**Requirements**
Records follow. Copy every line with "typic".

**Provided records**
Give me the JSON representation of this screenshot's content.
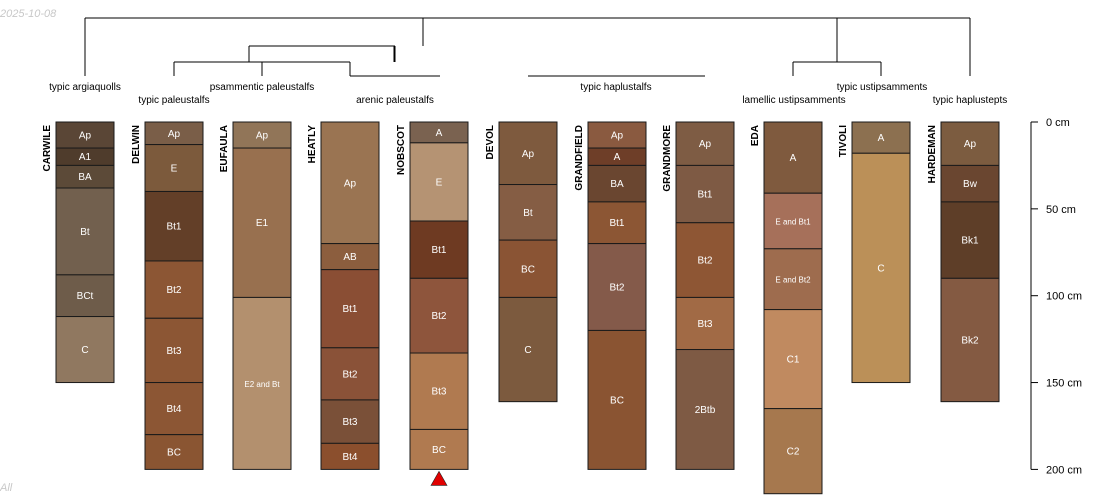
{
  "meta": {
    "date": "2025-10-08",
    "footer": "All"
  },
  "chart_data": {
    "type": "soil-profile-sketch",
    "title": "",
    "depth_unit": "cm",
    "depth_axis": {
      "ticks": [
        0,
        50,
        100,
        150,
        200
      ],
      "labels": [
        "0 cm",
        "50 cm",
        "100 cm",
        "150 cm",
        "200 cm"
      ],
      "range": [
        0,
        200
      ]
    },
    "groups": [
      {
        "label": "typic argiaquolls",
        "members": [
          "CARWILE"
        ]
      },
      {
        "label": "typic paleustalfs",
        "members": [
          "DELWIN"
        ]
      },
      {
        "label": "psammentic paleustalfs",
        "members": [
          "EUFAULA"
        ]
      },
      {
        "label": "arenic paleustalfs",
        "members": [
          "HEATLY",
          "NOBSCOT"
        ]
      },
      {
        "label": "typic haplustalfs",
        "members": [
          "DEVOL",
          "GRANDFIELD",
          "GRANDMORE"
        ]
      },
      {
        "label": "lamellic ustipsamments",
        "members": [
          "EDA"
        ]
      },
      {
        "label": "typic ustipsamments",
        "members": [
          "TIVOLI"
        ]
      },
      {
        "label": "typic haplustepts",
        "members": [
          "HARDEMAN"
        ]
      }
    ],
    "profiles": [
      {
        "name": "CARWILE",
        "horizons": [
          {
            "name": "Ap",
            "top": 0,
            "bottom": 15,
            "color": "#5a4636"
          },
          {
            "name": "A1",
            "top": 15,
            "bottom": 25,
            "color": "#4f3c2c"
          },
          {
            "name": "BA",
            "top": 25,
            "bottom": 38,
            "color": "#5c4a38"
          },
          {
            "name": "Bt",
            "top": 38,
            "bottom": 88,
            "color": "#72604e"
          },
          {
            "name": "BCt",
            "top": 88,
            "bottom": 112,
            "color": "#6e5c4a"
          },
          {
            "name": "C",
            "top": 112,
            "bottom": 150,
            "color": "#907860"
          }
        ]
      },
      {
        "name": "DELWIN",
        "horizons": [
          {
            "name": "Ap",
            "top": 0,
            "bottom": 13,
            "color": "#7a5e48"
          },
          {
            "name": "E",
            "top": 13,
            "bottom": 40,
            "color": "#7c5a3c"
          },
          {
            "name": "Bt1",
            "top": 40,
            "bottom": 80,
            "color": "#633f28"
          },
          {
            "name": "Bt2",
            "top": 80,
            "bottom": 113,
            "color": "#8c5634"
          },
          {
            "name": "Bt3",
            "top": 113,
            "bottom": 150,
            "color": "#8c5634"
          },
          {
            "name": "Bt4",
            "top": 150,
            "bottom": 180,
            "color": "#8c5634"
          },
          {
            "name": "BC",
            "top": 180,
            "bottom": 200,
            "color": "#8a5532"
          }
        ]
      },
      {
        "name": "EUFAULA",
        "horizons": [
          {
            "name": "Ap",
            "top": 0,
            "bottom": 15,
            "color": "#917558"
          },
          {
            "name": "E1",
            "top": 15,
            "bottom": 101,
            "color": "#98704f"
          },
          {
            "name": "E2 and Bt",
            "top": 101,
            "bottom": 200,
            "color": "#b3906e"
          }
        ]
      },
      {
        "name": "HEATLY",
        "horizons": [
          {
            "name": "Ap",
            "top": 0,
            "bottom": 70,
            "color": "#9a7452"
          },
          {
            "name": "AB",
            "top": 70,
            "bottom": 85,
            "color": "#8c5e3e"
          },
          {
            "name": "Bt1",
            "top": 85,
            "bottom": 130,
            "color": "#8a4e34"
          },
          {
            "name": "Bt2",
            "top": 130,
            "bottom": 160,
            "color": "#8a5238"
          },
          {
            "name": "Bt3",
            "top": 160,
            "bottom": 185,
            "color": "#7a5038"
          },
          {
            "name": "Bt4",
            "top": 185,
            "bottom": 200,
            "color": "#8b4f2d"
          }
        ]
      },
      {
        "name": "NOBSCOT",
        "marker": "truncated",
        "horizons": [
          {
            "name": "A",
            "top": 0,
            "bottom": 12,
            "color": "#7a6250"
          },
          {
            "name": "E",
            "top": 12,
            "bottom": 57,
            "color": "#b59373"
          },
          {
            "name": "Bt1",
            "top": 57,
            "bottom": 90,
            "color": "#6e3a22"
          },
          {
            "name": "Bt2",
            "top": 90,
            "bottom": 133,
            "color": "#8e553c"
          },
          {
            "name": "Bt3",
            "top": 133,
            "bottom": 177,
            "color": "#b07a50"
          },
          {
            "name": "BC",
            "top": 177,
            "bottom": 200,
            "color": "#b07a50"
          }
        ]
      },
      {
        "name": "DEVOL",
        "horizons": [
          {
            "name": "Ap",
            "top": 0,
            "bottom": 36,
            "color": "#7e5a3e"
          },
          {
            "name": "Bt",
            "top": 36,
            "bottom": 68,
            "color": "#855d44"
          },
          {
            "name": "BC",
            "top": 68,
            "bottom": 101,
            "color": "#8a5434"
          },
          {
            "name": "C",
            "top": 101,
            "bottom": 161,
            "color": "#7c5a3e"
          }
        ]
      },
      {
        "name": "GRANDFIELD",
        "horizons": [
          {
            "name": "Ap",
            "top": 0,
            "bottom": 15,
            "color": "#8a5a40"
          },
          {
            "name": "A",
            "top": 15,
            "bottom": 25,
            "color": "#6e3e28"
          },
          {
            "name": "BA",
            "top": 25,
            "bottom": 46,
            "color": "#6a4630"
          },
          {
            "name": "Bt1",
            "top": 46,
            "bottom": 70,
            "color": "#8c5634"
          },
          {
            "name": "Bt2",
            "top": 70,
            "bottom": 120,
            "color": "#845a4a"
          },
          {
            "name": "BC",
            "top": 120,
            "bottom": 200,
            "color": "#8a5432"
          }
        ]
      },
      {
        "name": "GRANDMORE",
        "horizons": [
          {
            "name": "Ap",
            "top": 0,
            "bottom": 25,
            "color": "#7e5c44"
          },
          {
            "name": "Bt1",
            "top": 25,
            "bottom": 58,
            "color": "#7e5a44"
          },
          {
            "name": "Bt2",
            "top": 58,
            "bottom": 101,
            "color": "#8e5634"
          },
          {
            "name": "Bt3",
            "top": 101,
            "bottom": 131,
            "color": "#a16a45"
          },
          {
            "name": "2Btb",
            "top": 131,
            "bottom": 200,
            "color": "#7e5a44"
          }
        ]
      },
      {
        "name": "EDA",
        "horizons": [
          {
            "name": "A",
            "top": 0,
            "bottom": 41,
            "color": "#7f5a3e"
          },
          {
            "name": "E and Bt1",
            "top": 41,
            "bottom": 73,
            "color": "#a6705a"
          },
          {
            "name": "E and Bt2",
            "top": 73,
            "bottom": 108,
            "color": "#9e6c4e"
          },
          {
            "name": "C1",
            "top": 108,
            "bottom": 165,
            "color": "#c08a60"
          },
          {
            "name": "C2",
            "top": 165,
            "bottom": 214,
            "color": "#a6784e"
          }
        ]
      },
      {
        "name": "TIVOLI",
        "horizons": [
          {
            "name": "A",
            "top": 0,
            "bottom": 18,
            "color": "#8c7050"
          },
          {
            "name": "C",
            "top": 18,
            "bottom": 150,
            "color": "#bb9058"
          }
        ]
      },
      {
        "name": "HARDEMAN",
        "horizons": [
          {
            "name": "Ap",
            "top": 0,
            "bottom": 25,
            "color": "#7c5c40"
          },
          {
            "name": "Bw",
            "top": 25,
            "bottom": 46,
            "color": "#6a4630"
          },
          {
            "name": "Bk1",
            "top": 46,
            "bottom": 90,
            "color": "#5e3e28"
          },
          {
            "name": "Bk2",
            "top": 90,
            "bottom": 161,
            "color": "#845a42"
          }
        ]
      }
    ]
  }
}
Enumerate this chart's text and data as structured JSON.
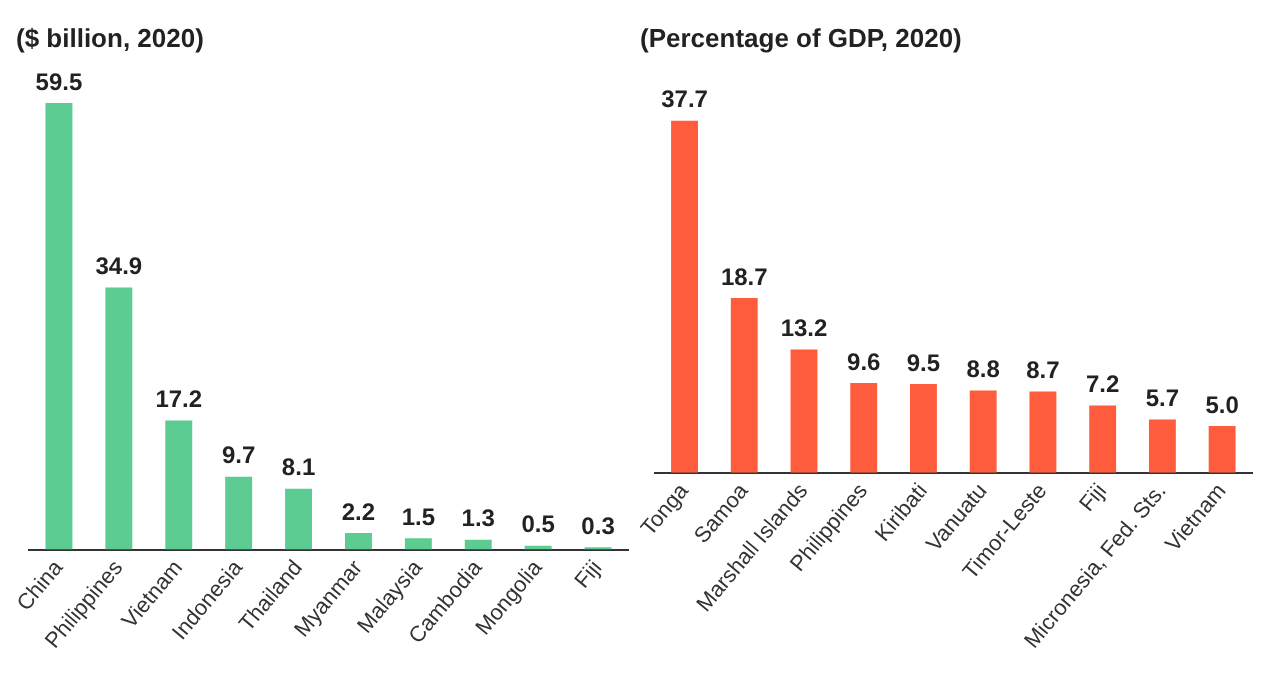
{
  "chart_data": [
    {
      "type": "bar",
      "title": "($ billion, 2020)",
      "categories": [
        "China",
        "Philippines",
        "Vietnam",
        "Indonesia",
        "Thailand",
        "Myanmar",
        "Malaysia",
        "Cambodia",
        "Mongolia",
        "Fiji"
      ],
      "values": [
        59.5,
        34.9,
        17.2,
        9.7,
        8.1,
        2.2,
        1.5,
        1.3,
        0.5,
        0.3
      ],
      "color": "#5ccc92",
      "data_labels": true
    },
    {
      "type": "bar",
      "title": "(Percentage of GDP, 2020)",
      "categories": [
        "Tonga",
        "Samoa",
        "Marshall Islands",
        "Philippines",
        "Kiribati",
        "Vanuatu",
        "Timor-Leste",
        "Fiji",
        "Micronesia, Fed. Sts.",
        "Vietnam"
      ],
      "values": [
        37.7,
        18.7,
        13.2,
        9.6,
        9.5,
        8.8,
        8.7,
        7.2,
        5.7,
        5.0
      ],
      "value_labels": [
        "37.7",
        "18.7",
        "13.2",
        "9.6",
        "9.5",
        "8.8",
        "8.7",
        "7.2",
        "5.7",
        "5.0"
      ],
      "color": "#ff5b3d"
    }
  ]
}
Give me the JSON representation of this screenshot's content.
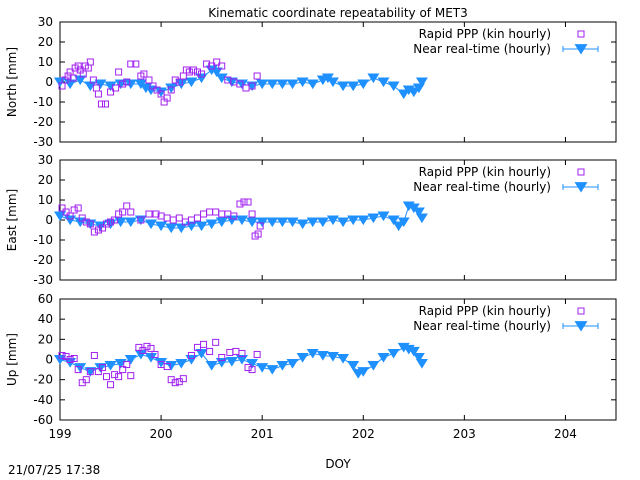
{
  "title": "Kinematic coordinate repeatability of MET3",
  "timestamp": "21/07/25 17:38",
  "xlabel": "DOY",
  "legend": {
    "ppp": "Rapid PPP (kin hourly)",
    "nrt": "Near real-time (hourly)"
  },
  "colors": {
    "ppp": "#a020f0",
    "nrt": "#1e90ff",
    "axis": "#000000"
  },
  "chart_data": [
    {
      "type": "scatter",
      "ylabel": "North [mm]",
      "xlim": [
        199,
        204.5
      ],
      "ylim": [
        -30,
        30
      ],
      "yticks": [
        -30,
        -20,
        -10,
        0,
        10,
        20,
        30
      ],
      "xticks": [
        199,
        200,
        201,
        202,
        203,
        204
      ],
      "legend_position": "top-right",
      "series": [
        {
          "name": "Rapid PPP (kin hourly)",
          "points": [
            [
              199.02,
              -2
            ],
            [
              199.05,
              1
            ],
            [
              199.08,
              3
            ],
            [
              199.1,
              5
            ],
            [
              199.13,
              2
            ],
            [
              199.15,
              7
            ],
            [
              199.18,
              8
            ],
            [
              199.2,
              6
            ],
            [
              199.23,
              4
            ],
            [
              199.25,
              8
            ],
            [
              199.28,
              7
            ],
            [
              199.3,
              10
            ],
            [
              199.33,
              1
            ],
            [
              199.36,
              -3
            ],
            [
              199.38,
              -6
            ],
            [
              199.41,
              -11
            ],
            [
              199.45,
              -11
            ],
            [
              199.5,
              -5
            ],
            [
              199.55,
              -3
            ],
            [
              199.58,
              5
            ],
            [
              199.62,
              -1
            ],
            [
              199.66,
              0
            ],
            [
              199.7,
              9
            ],
            [
              199.75,
              9
            ],
            [
              199.8,
              3
            ],
            [
              199.83,
              4
            ],
            [
              199.88,
              1
            ],
            [
              199.92,
              -2
            ],
            [
              199.96,
              -4
            ],
            [
              200.0,
              -6
            ],
            [
              200.03,
              -10
            ],
            [
              200.06,
              -8
            ],
            [
              200.1,
              -4
            ],
            [
              200.14,
              1
            ],
            [
              200.18,
              0
            ],
            [
              200.22,
              3
            ],
            [
              200.25,
              6
            ],
            [
              200.28,
              5
            ],
            [
              200.32,
              6
            ],
            [
              200.36,
              5
            ],
            [
              200.4,
              4
            ],
            [
              200.45,
              9
            ],
            [
              200.5,
              8
            ],
            [
              200.55,
              10
            ],
            [
              200.6,
              8
            ],
            [
              200.66,
              1
            ],
            [
              200.72,
              0
            ],
            [
              200.78,
              -1
            ],
            [
              200.84,
              -3
            ],
            [
              200.9,
              -2
            ],
            [
              200.95,
              3
            ]
          ]
        },
        {
          "name": "Near real-time (hourly)",
          "points": [
            [
              199.0,
              0
            ],
            [
              199.1,
              -1
            ],
            [
              199.2,
              1
            ],
            [
              199.3,
              -2
            ],
            [
              199.4,
              -1
            ],
            [
              199.5,
              -2
            ],
            [
              199.6,
              -1
            ],
            [
              199.7,
              -1
            ],
            [
              199.8,
              -1
            ],
            [
              199.85,
              -3
            ],
            [
              199.9,
              -4
            ],
            [
              200.0,
              -5
            ],
            [
              200.1,
              -3
            ],
            [
              200.2,
              -1
            ],
            [
              200.3,
              0
            ],
            [
              200.4,
              2
            ],
            [
              200.5,
              6
            ],
            [
              200.55,
              5
            ],
            [
              200.6,
              2
            ],
            [
              200.7,
              0
            ],
            [
              200.8,
              -1
            ],
            [
              200.9,
              -2
            ],
            [
              201.0,
              -1
            ],
            [
              201.1,
              -1
            ],
            [
              201.2,
              -1
            ],
            [
              201.3,
              -1
            ],
            [
              201.4,
              0
            ],
            [
              201.5,
              -1
            ],
            [
              201.6,
              1
            ],
            [
              201.65,
              2
            ],
            [
              201.7,
              0
            ],
            [
              201.8,
              -2
            ],
            [
              201.9,
              -2
            ],
            [
              202.0,
              -1
            ],
            [
              202.1,
              2
            ],
            [
              202.2,
              0
            ],
            [
              202.3,
              -2
            ],
            [
              202.4,
              -6
            ],
            [
              202.45,
              -4
            ],
            [
              202.5,
              -5
            ],
            [
              202.55,
              -3
            ],
            [
              202.58,
              0
            ]
          ]
        }
      ]
    },
    {
      "type": "scatter",
      "ylabel": "East [mm]",
      "xlim": [
        199,
        204.5
      ],
      "ylim": [
        -30,
        30
      ],
      "yticks": [
        -30,
        -20,
        -10,
        0,
        10,
        20,
        30
      ],
      "xticks": [
        199,
        200,
        201,
        202,
        203,
        204
      ],
      "legend_position": "top-right",
      "series": [
        {
          "name": "Rapid PPP (kin hourly)",
          "points": [
            [
              199.02,
              6
            ],
            [
              199.06,
              4
            ],
            [
              199.1,
              2
            ],
            [
              199.14,
              5
            ],
            [
              199.18,
              6
            ],
            [
              199.22,
              1
            ],
            [
              199.26,
              -1
            ],
            [
              199.3,
              -2
            ],
            [
              199.34,
              -6
            ],
            [
              199.38,
              -5
            ],
            [
              199.42,
              -4
            ],
            [
              199.46,
              -2
            ],
            [
              199.5,
              -1
            ],
            [
              199.54,
              0
            ],
            [
              199.58,
              3
            ],
            [
              199.62,
              4
            ],
            [
              199.66,
              7
            ],
            [
              199.7,
              4
            ],
            [
              199.8,
              0
            ],
            [
              199.88,
              3
            ],
            [
              199.95,
              3
            ],
            [
              200.0,
              2
            ],
            [
              200.06,
              1
            ],
            [
              200.12,
              0
            ],
            [
              200.18,
              1
            ],
            [
              200.24,
              -1
            ],
            [
              200.3,
              0
            ],
            [
              200.36,
              1
            ],
            [
              200.42,
              3
            ],
            [
              200.48,
              4
            ],
            [
              200.54,
              4
            ],
            [
              200.6,
              3
            ],
            [
              200.66,
              3
            ],
            [
              200.72,
              2
            ],
            [
              200.78,
              8
            ],
            [
              200.82,
              9
            ],
            [
              200.86,
              9
            ],
            [
              200.9,
              3
            ],
            [
              200.93,
              -8
            ],
            [
              200.96,
              -7
            ],
            [
              200.98,
              -3
            ]
          ]
        },
        {
          "name": "Near real-time (hourly)",
          "points": [
            [
              199.0,
              2
            ],
            [
              199.1,
              0
            ],
            [
              199.2,
              -1
            ],
            [
              199.3,
              -2
            ],
            [
              199.4,
              -3
            ],
            [
              199.5,
              -2
            ],
            [
              199.6,
              -1
            ],
            [
              199.7,
              -1
            ],
            [
              199.8,
              0
            ],
            [
              199.9,
              -2
            ],
            [
              200.0,
              -3
            ],
            [
              200.1,
              -4
            ],
            [
              200.2,
              -4
            ],
            [
              200.3,
              -3
            ],
            [
              200.4,
              -3
            ],
            [
              200.5,
              -2
            ],
            [
              200.6,
              -1
            ],
            [
              200.7,
              0
            ],
            [
              200.8,
              0
            ],
            [
              200.9,
              -1
            ],
            [
              201.0,
              -1
            ],
            [
              201.1,
              -1
            ],
            [
              201.2,
              -1
            ],
            [
              201.3,
              -1
            ],
            [
              201.4,
              -2
            ],
            [
              201.5,
              -1
            ],
            [
              201.6,
              -1
            ],
            [
              201.7,
              0
            ],
            [
              201.8,
              -1
            ],
            [
              201.9,
              0
            ],
            [
              202.0,
              0
            ],
            [
              202.1,
              1
            ],
            [
              202.2,
              2
            ],
            [
              202.3,
              0
            ],
            [
              202.35,
              -3
            ],
            [
              202.4,
              -1
            ],
            [
              202.45,
              7
            ],
            [
              202.5,
              6
            ],
            [
              202.55,
              4
            ],
            [
              202.58,
              1
            ]
          ]
        }
      ]
    },
    {
      "type": "scatter",
      "ylabel": "Up [mm]",
      "xlim": [
        199,
        204.5
      ],
      "ylim": [
        -60,
        60
      ],
      "yticks": [
        -60,
        -40,
        -20,
        0,
        20,
        40,
        60
      ],
      "xticks": [
        199,
        200,
        201,
        202,
        203,
        204
      ],
      "legend_position": "top-right",
      "series": [
        {
          "name": "Rapid PPP (kin hourly)",
          "points": [
            [
              199.02,
              4
            ],
            [
              199.06,
              3
            ],
            [
              199.1,
              0
            ],
            [
              199.14,
              1
            ],
            [
              199.18,
              -10
            ],
            [
              199.22,
              -23
            ],
            [
              199.26,
              -20
            ],
            [
              199.3,
              -12
            ],
            [
              199.34,
              4
            ],
            [
              199.38,
              -12
            ],
            [
              199.42,
              -8
            ],
            [
              199.46,
              -17
            ],
            [
              199.5,
              -25
            ],
            [
              199.54,
              -15
            ],
            [
              199.58,
              -17
            ],
            [
              199.62,
              -10
            ],
            [
              199.66,
              -5
            ],
            [
              199.7,
              -16
            ],
            [
              199.78,
              12
            ],
            [
              199.82,
              9
            ],
            [
              199.86,
              13
            ],
            [
              199.9,
              11
            ],
            [
              199.94,
              5
            ],
            [
              200.0,
              -5
            ],
            [
              200.06,
              -7
            ],
            [
              200.1,
              -20
            ],
            [
              200.14,
              -23
            ],
            [
              200.18,
              -22
            ],
            [
              200.22,
              -19
            ],
            [
              200.3,
              4
            ],
            [
              200.36,
              12
            ],
            [
              200.42,
              15
            ],
            [
              200.48,
              8
            ],
            [
              200.54,
              17
            ],
            [
              200.6,
              2
            ],
            [
              200.68,
              7
            ],
            [
              200.74,
              8
            ],
            [
              200.8,
              6
            ],
            [
              200.86,
              -8
            ],
            [
              200.9,
              -10
            ],
            [
              200.95,
              5
            ]
          ]
        },
        {
          "name": "Near real-time (hourly)",
          "points": [
            [
              199.0,
              0
            ],
            [
              199.1,
              -3
            ],
            [
              199.2,
              -8
            ],
            [
              199.3,
              -12
            ],
            [
              199.4,
              -8
            ],
            [
              199.5,
              -6
            ],
            [
              199.6,
              -4
            ],
            [
              199.7,
              0
            ],
            [
              199.8,
              5
            ],
            [
              199.9,
              2
            ],
            [
              200.0,
              -3
            ],
            [
              200.1,
              -6
            ],
            [
              200.2,
              -4
            ],
            [
              200.3,
              0
            ],
            [
              200.4,
              6
            ],
            [
              200.5,
              -6
            ],
            [
              200.6,
              -3
            ],
            [
              200.7,
              -2
            ],
            [
              200.8,
              0
            ],
            [
              200.9,
              -4
            ],
            [
              201.0,
              -8
            ],
            [
              201.1,
              -10
            ],
            [
              201.2,
              -6
            ],
            [
              201.3,
              -4
            ],
            [
              201.4,
              2
            ],
            [
              201.5,
              6
            ],
            [
              201.6,
              4
            ],
            [
              201.7,
              3
            ],
            [
              201.8,
              1
            ],
            [
              201.9,
              -6
            ],
            [
              201.95,
              -14
            ],
            [
              202.0,
              -12
            ],
            [
              202.1,
              -6
            ],
            [
              202.2,
              2
            ],
            [
              202.3,
              6
            ],
            [
              202.4,
              12
            ],
            [
              202.45,
              10
            ],
            [
              202.5,
              8
            ],
            [
              202.55,
              2
            ],
            [
              202.58,
              -4
            ]
          ]
        }
      ]
    }
  ]
}
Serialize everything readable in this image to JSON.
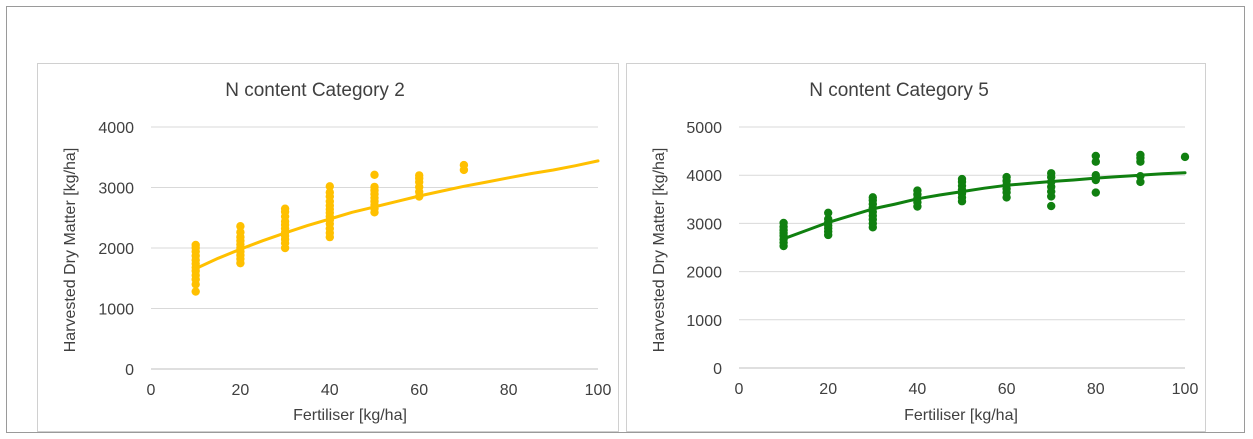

**Solution for this exercise**
        "label": "typic argiaquolls",
        "label": "typic paleustalfs",
        "label": "typic haplustalfs",
        "label": "typic ustipsamments",
        "label": "typic haplustepts",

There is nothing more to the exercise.